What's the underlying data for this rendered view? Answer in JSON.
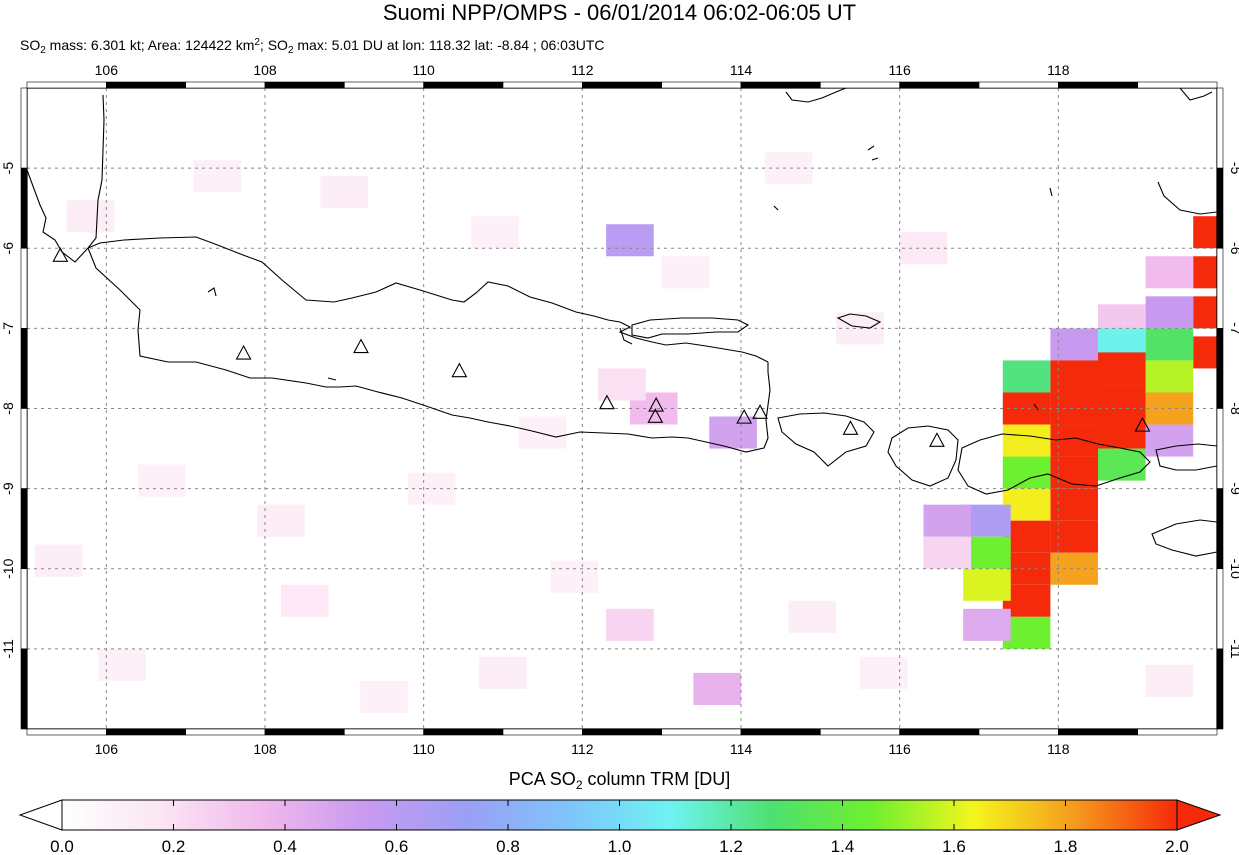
{
  "header": {
    "title": "Suomi NPP/OMPS - 06/01/2014 06:02-06:05 UT",
    "stats": {
      "p1": "SO",
      "p1sub": "2",
      "p2": " mass: 6.301 kt; Area: 124422 km",
      "p2sup": "2",
      "p3": "; SO",
      "p3sub": "2",
      "p4": " max: 5.01 DU at lon: 118.32 lat: -8.84 ; 06:03UTC"
    }
  },
  "map": {
    "lon_ticks": [
      "106",
      "108",
      "110",
      "112",
      "114",
      "116",
      "118"
    ],
    "lat_ticks": [
      "-5",
      "-6",
      "-7",
      "-8",
      "-9",
      "-10",
      "-11"
    ],
    "lon_range": [
      105.0,
      120.0
    ],
    "lat_range": [
      -12.0,
      -4.0
    ],
    "grid": true,
    "volcanoes": [
      {
        "lon": 105.42,
        "lat": -6.1
      },
      {
        "lon": 107.73,
        "lat": -7.32
      },
      {
        "lon": 109.21,
        "lat": -7.24
      },
      {
        "lon": 110.45,
        "lat": -7.54
      },
      {
        "lon": 112.31,
        "lat": -7.94
      },
      {
        "lon": 112.93,
        "lat": -7.97
      },
      {
        "lon": 112.92,
        "lat": -8.11
      },
      {
        "lon": 114.04,
        "lat": -8.12
      },
      {
        "lon": 114.24,
        "lat": -8.06
      },
      {
        "lon": 115.38,
        "lat": -8.26
      },
      {
        "lon": 116.47,
        "lat": -8.41
      },
      {
        "lon": 119.06,
        "lat": -8.22
      }
    ],
    "so2_pixels": [
      {
        "lon": 120.0,
        "lat": -5.8,
        "v": 2.0
      },
      {
        "lon": 120.0,
        "lat": -6.3,
        "v": 2.0
      },
      {
        "lon": 120.0,
        "lat": -6.8,
        "v": 2.0
      },
      {
        "lon": 120.0,
        "lat": -7.3,
        "v": 2.0
      },
      {
        "lon": 119.4,
        "lat": -6.3,
        "v": 0.35
      },
      {
        "lon": 119.4,
        "lat": -6.8,
        "v": 0.55
      },
      {
        "lon": 119.4,
        "lat": -7.2,
        "v": 1.3
      },
      {
        "lon": 119.4,
        "lat": -7.6,
        "v": 1.55
      },
      {
        "lon": 119.4,
        "lat": -8.0,
        "v": 1.8
      },
      {
        "lon": 119.4,
        "lat": -8.4,
        "v": 0.5
      },
      {
        "lon": 118.8,
        "lat": -6.9,
        "v": 0.3
      },
      {
        "lon": 118.8,
        "lat": -7.2,
        "v": 1.1
      },
      {
        "lon": 118.8,
        "lat": -7.5,
        "v": 2.0
      },
      {
        "lon": 118.8,
        "lat": -7.9,
        "v": 2.0
      },
      {
        "lon": 118.8,
        "lat": -8.3,
        "v": 2.0
      },
      {
        "lon": 118.8,
        "lat": -8.7,
        "v": 1.35
      },
      {
        "lon": 118.2,
        "lat": -7.2,
        "v": 0.55
      },
      {
        "lon": 118.2,
        "lat": -7.6,
        "v": 2.0
      },
      {
        "lon": 118.2,
        "lat": -8.0,
        "v": 2.0
      },
      {
        "lon": 118.2,
        "lat": -8.4,
        "v": 2.0
      },
      {
        "lon": 118.2,
        "lat": -8.8,
        "v": 2.0
      },
      {
        "lon": 118.2,
        "lat": -9.2,
        "v": 2.0
      },
      {
        "lon": 118.2,
        "lat": -9.6,
        "v": 2.0
      },
      {
        "lon": 118.2,
        "lat": -10.0,
        "v": 1.8
      },
      {
        "lon": 117.6,
        "lat": -7.6,
        "v": 1.25
      },
      {
        "lon": 117.6,
        "lat": -8.0,
        "v": 2.0
      },
      {
        "lon": 117.6,
        "lat": -8.4,
        "v": 1.65
      },
      {
        "lon": 117.6,
        "lat": -8.8,
        "v": 1.45
      },
      {
        "lon": 117.6,
        "lat": -9.2,
        "v": 1.65
      },
      {
        "lon": 117.6,
        "lat": -9.6,
        "v": 2.0
      },
      {
        "lon": 117.6,
        "lat": -10.0,
        "v": 2.0
      },
      {
        "lon": 117.6,
        "lat": -10.4,
        "v": 2.0
      },
      {
        "lon": 117.6,
        "lat": -10.8,
        "v": 1.45
      },
      {
        "lon": 117.1,
        "lat": -9.4,
        "v": 0.65
      },
      {
        "lon": 117.1,
        "lat": -9.8,
        "v": 1.45
      },
      {
        "lon": 117.1,
        "lat": -10.2,
        "v": 1.6
      },
      {
        "lon": 117.1,
        "lat": -10.7,
        "v": 0.45
      },
      {
        "lon": 116.6,
        "lat": -9.4,
        "v": 0.5
      },
      {
        "lon": 116.6,
        "lat": -9.8,
        "v": 0.25
      },
      {
        "lon": 112.6,
        "lat": -5.9,
        "v": 0.6
      },
      {
        "lon": 113.9,
        "lat": -8.3,
        "v": 0.5
      },
      {
        "lon": 112.9,
        "lat": -8.0,
        "v": 0.35
      },
      {
        "lon": 112.5,
        "lat": -7.7,
        "v": 0.2
      },
      {
        "lon": 113.7,
        "lat": -11.5,
        "v": 0.4
      },
      {
        "lon": 112.6,
        "lat": -10.7,
        "v": 0.25
      },
      {
        "lon": 108.5,
        "lat": -10.4,
        "v": 0.15
      },
      {
        "lon": 105.8,
        "lat": -5.6,
        "v": 0.12
      },
      {
        "lon": 107.4,
        "lat": -5.1,
        "v": 0.1
      },
      {
        "lon": 109.0,
        "lat": -5.3,
        "v": 0.12
      },
      {
        "lon": 110.9,
        "lat": -5.8,
        "v": 0.1
      },
      {
        "lon": 113.3,
        "lat": -6.3,
        "v": 0.1
      },
      {
        "lon": 114.6,
        "lat": -5.0,
        "v": 0.1
      },
      {
        "lon": 115.5,
        "lat": -7.0,
        "v": 0.12
      },
      {
        "lon": 116.3,
        "lat": -6.0,
        "v": 0.15
      },
      {
        "lon": 106.7,
        "lat": -8.9,
        "v": 0.1
      },
      {
        "lon": 108.2,
        "lat": -9.4,
        "v": 0.12
      },
      {
        "lon": 110.1,
        "lat": -9.0,
        "v": 0.1
      },
      {
        "lon": 111.5,
        "lat": -8.3,
        "v": 0.1
      },
      {
        "lon": 111.9,
        "lat": -10.1,
        "v": 0.1
      },
      {
        "lon": 114.9,
        "lat": -10.6,
        "v": 0.12
      },
      {
        "lon": 115.8,
        "lat": -11.3,
        "v": 0.1
      },
      {
        "lon": 119.4,
        "lat": -11.4,
        "v": 0.12
      },
      {
        "lon": 106.2,
        "lat": -11.2,
        "v": 0.1
      },
      {
        "lon": 109.5,
        "lat": -11.6,
        "v": 0.1
      },
      {
        "lon": 111.0,
        "lat": -11.3,
        "v": 0.12
      },
      {
        "lon": 105.4,
        "lat": -9.9,
        "v": 0.12
      }
    ]
  },
  "colorbar": {
    "title_pre": "PCA SO",
    "title_sub": "2",
    "title_post": " column TRM [DU]",
    "ticks": [
      "0.0",
      "0.2",
      "0.4",
      "0.6",
      "0.8",
      "1.0",
      "1.2",
      "1.4",
      "1.6",
      "1.8",
      "2.0"
    ],
    "min": 0.0,
    "max": 2.0,
    "stops": [
      "#ffffff",
      "#fbe4f3",
      "#f0b8ec",
      "#c89af0",
      "#9aa0f5",
      "#7fc4fa",
      "#6ff3f3",
      "#4ee070",
      "#6ef02e",
      "#f5f51e",
      "#f59a1e",
      "#f52a0a"
    ]
  }
}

◆ ◆ ◆ ◆

TASK STATEMENT: Leave the pictures out and print the records above exactly as they stand.

SOLUTION FOR THIS TASK:
What's the underlying data for this rendered view? Answer in JSON.
{
  "header": {
    "title": "Suomi NPP/OMPS - 06/01/2014 06:02-06:05 UT",
    "stats": {
      "p1": "SO",
      "p1sub": "2",
      "p2": " mass: 6.301 kt; Area: 124422 km",
      "p2sup": "2",
      "p3": "; SO",
      "p3sub": "2",
      "p4": " max: 5.01 DU at lon: 118.32 lat: -8.84 ; 06:03UTC"
    }
  },
  "map": {
    "lon_ticks": [
      "106",
      "108",
      "110",
      "112",
      "114",
      "116",
      "118"
    ],
    "lat_ticks": [
      "-5",
      "-6",
      "-7",
      "-8",
      "-9",
      "-10",
      "-11"
    ],
    "lon_range": [
      105.0,
      120.0
    ],
    "lat_range": [
      -12.0,
      -4.0
    ],
    "grid": true,
    "volcanoes": [
      {
        "lon": 105.42,
        "lat": -6.1
      },
      {
        "lon": 107.73,
        "lat": -7.32
      },
      {
        "lon": 109.21,
        "lat": -7.24
      },
      {
        "lon": 110.45,
        "lat": -7.54
      },
      {
        "lon": 112.31,
        "lat": -7.94
      },
      {
        "lon": 112.93,
        "lat": -7.97
      },
      {
        "lon": 112.92,
        "lat": -8.11
      },
      {
        "lon": 114.04,
        "lat": -8.12
      },
      {
        "lon": 114.24,
        "lat": -8.06
      },
      {
        "lon": 115.38,
        "lat": -8.26
      },
      {
        "lon": 116.47,
        "lat": -8.41
      },
      {
        "lon": 119.06,
        "lat": -8.22
      }
    ],
    "so2_pixels": [
      {
        "lon": 120.0,
        "lat": -5.8,
        "v": 2.0
      },
      {
        "lon": 120.0,
        "lat": -6.3,
        "v": 2.0
      },
      {
        "lon": 120.0,
        "lat": -6.8,
        "v": 2.0
      },
      {
        "lon": 120.0,
        "lat": -7.3,
        "v": 2.0
      },
      {
        "lon": 119.4,
        "lat": -6.3,
        "v": 0.35
      },
      {
        "lon": 119.4,
        "lat": -6.8,
        "v": 0.55
      },
      {
        "lon": 119.4,
        "lat": -7.2,
        "v": 1.3
      },
      {
        "lon": 119.4,
        "lat": -7.6,
        "v": 1.55
      },
      {
        "lon": 119.4,
        "lat": -8.0,
        "v": 1.8
      },
      {
        "lon": 119.4,
        "lat": -8.4,
        "v": 0.5
      },
      {
        "lon": 118.8,
        "lat": -6.9,
        "v": 0.3
      },
      {
        "lon": 118.8,
        "lat": -7.2,
        "v": 1.1
      },
      {
        "lon": 118.8,
        "lat": -7.5,
        "v": 2.0
      },
      {
        "lon": 118.8,
        "lat": -7.9,
        "v": 2.0
      },
      {
        "lon": 118.8,
        "lat": -8.3,
        "v": 2.0
      },
      {
        "lon": 118.8,
        "lat": -8.7,
        "v": 1.35
      },
      {
        "lon": 118.2,
        "lat": -7.2,
        "v": 0.55
      },
      {
        "lon": 118.2,
        "lat": -7.6,
        "v": 2.0
      },
      {
        "lon": 118.2,
        "lat": -8.0,
        "v": 2.0
      },
      {
        "lon": 118.2,
        "lat": -8.4,
        "v": 2.0
      },
      {
        "lon": 118.2,
        "lat": -8.8,
        "v": 2.0
      },
      {
        "lon": 118.2,
        "lat": -9.2,
        "v": 2.0
      },
      {
        "lon": 118.2,
        "lat": -9.6,
        "v": 2.0
      },
      {
        "lon": 118.2,
        "lat": -10.0,
        "v": 1.8
      },
      {
        "lon": 117.6,
        "lat": -7.6,
        "v": 1.25
      },
      {
        "lon": 117.6,
        "lat": -8.0,
        "v": 2.0
      },
      {
        "lon": 117.6,
        "lat": -8.4,
        "v": 1.65
      },
      {
        "lon": 117.6,
        "lat": -8.8,
        "v": 1.45
      },
      {
        "lon": 117.6,
        "lat": -9.2,
        "v": 1.65
      },
      {
        "lon": 117.6,
        "lat": -9.6,
        "v": 2.0
      },
      {
        "lon": 117.6,
        "lat": -10.0,
        "v": 2.0
      },
      {
        "lon": 117.6,
        "lat": -10.4,
        "v": 2.0
      },
      {
        "lon": 117.6,
        "lat": -10.8,
        "v": 1.45
      },
      {
        "lon": 117.1,
        "lat": -9.4,
        "v": 0.65
      },
      {
        "lon": 117.1,
        "lat": -9.8,
        "v": 1.45
      },
      {
        "lon": 117.1,
        "lat": -10.2,
        "v": 1.6
      },
      {
        "lon": 117.1,
        "lat": -10.7,
        "v": 0.45
      },
      {
        "lon": 116.6,
        "lat": -9.4,
        "v": 0.5
      },
      {
        "lon": 116.6,
        "lat": -9.8,
        "v": 0.25
      },
      {
        "lon": 112.6,
        "lat": -5.9,
        "v": 0.6
      },
      {
        "lon": 113.9,
        "lat": -8.3,
        "v": 0.5
      },
      {
        "lon": 112.9,
        "lat": -8.0,
        "v": 0.35
      },
      {
        "lon": 112.5,
        "lat": -7.7,
        "v": 0.2
      },
      {
        "lon": 113.7,
        "lat": -11.5,
        "v": 0.4
      },
      {
        "lon": 112.6,
        "lat": -10.7,
        "v": 0.25
      },
      {
        "lon": 108.5,
        "lat": -10.4,
        "v": 0.15
      },
      {
        "lon": 105.8,
        "lat": -5.6,
        "v": 0.12
      },
      {
        "lon": 107.4,
        "lat": -5.1,
        "v": 0.1
      },
      {
        "lon": 109.0,
        "lat": -5.3,
        "v": 0.12
      },
      {
        "lon": 110.9,
        "lat": -5.8,
        "v": 0.1
      },
      {
        "lon": 113.3,
        "lat": -6.3,
        "v": 0.1
      },
      {
        "lon": 114.6,
        "lat": -5.0,
        "v": 0.1
      },
      {
        "lon": 115.5,
        "lat": -7.0,
        "v": 0.12
      },
      {
        "lon": 116.3,
        "lat": -6.0,
        "v": 0.15
      },
      {
        "lon": 106.7,
        "lat": -8.9,
        "v": 0.1
      },
      {
        "lon": 108.2,
        "lat": -9.4,
        "v": 0.12
      },
      {
        "lon": 110.1,
        "lat": -9.0,
        "v": 0.1
      },
      {
        "lon": 111.5,
        "lat": -8.3,
        "v": 0.1
      },
      {
        "lon": 111.9,
        "lat": -10.1,
        "v": 0.1
      },
      {
        "lon": 114.9,
        "lat": -10.6,
        "v": 0.12
      },
      {
        "lon": 115.8,
        "lat": -11.3,
        "v": 0.1
      },
      {
        "lon": 119.4,
        "lat": -11.4,
        "v": 0.12
      },
      {
        "lon": 106.2,
        "lat": -11.2,
        "v": 0.1
      },
      {
        "lon": 109.5,
        "lat": -11.6,
        "v": 0.1
      },
      {
        "lon": 111.0,
        "lat": -11.3,
        "v": 0.12
      },
      {
        "lon": 105.4,
        "lat": -9.9,
        "v": 0.12
      }
    ]
  },
  "colorbar": {
    "title_pre": "PCA SO",
    "title_sub": "2",
    "title_post": " column TRM [DU]",
    "ticks": [
      "0.0",
      "0.2",
      "0.4",
      "0.6",
      "0.8",
      "1.0",
      "1.2",
      "1.4",
      "1.6",
      "1.8",
      "2.0"
    ],
    "min": 0.0,
    "max": 2.0,
    "stops": [
      "#ffffff",
      "#fbe4f3",
      "#f0b8ec",
      "#c89af0",
      "#9aa0f5",
      "#7fc4fa",
      "#6ff3f3",
      "#4ee070",
      "#6ef02e",
      "#f5f51e",
      "#f59a1e",
      "#f52a0a"
    ]
  }
}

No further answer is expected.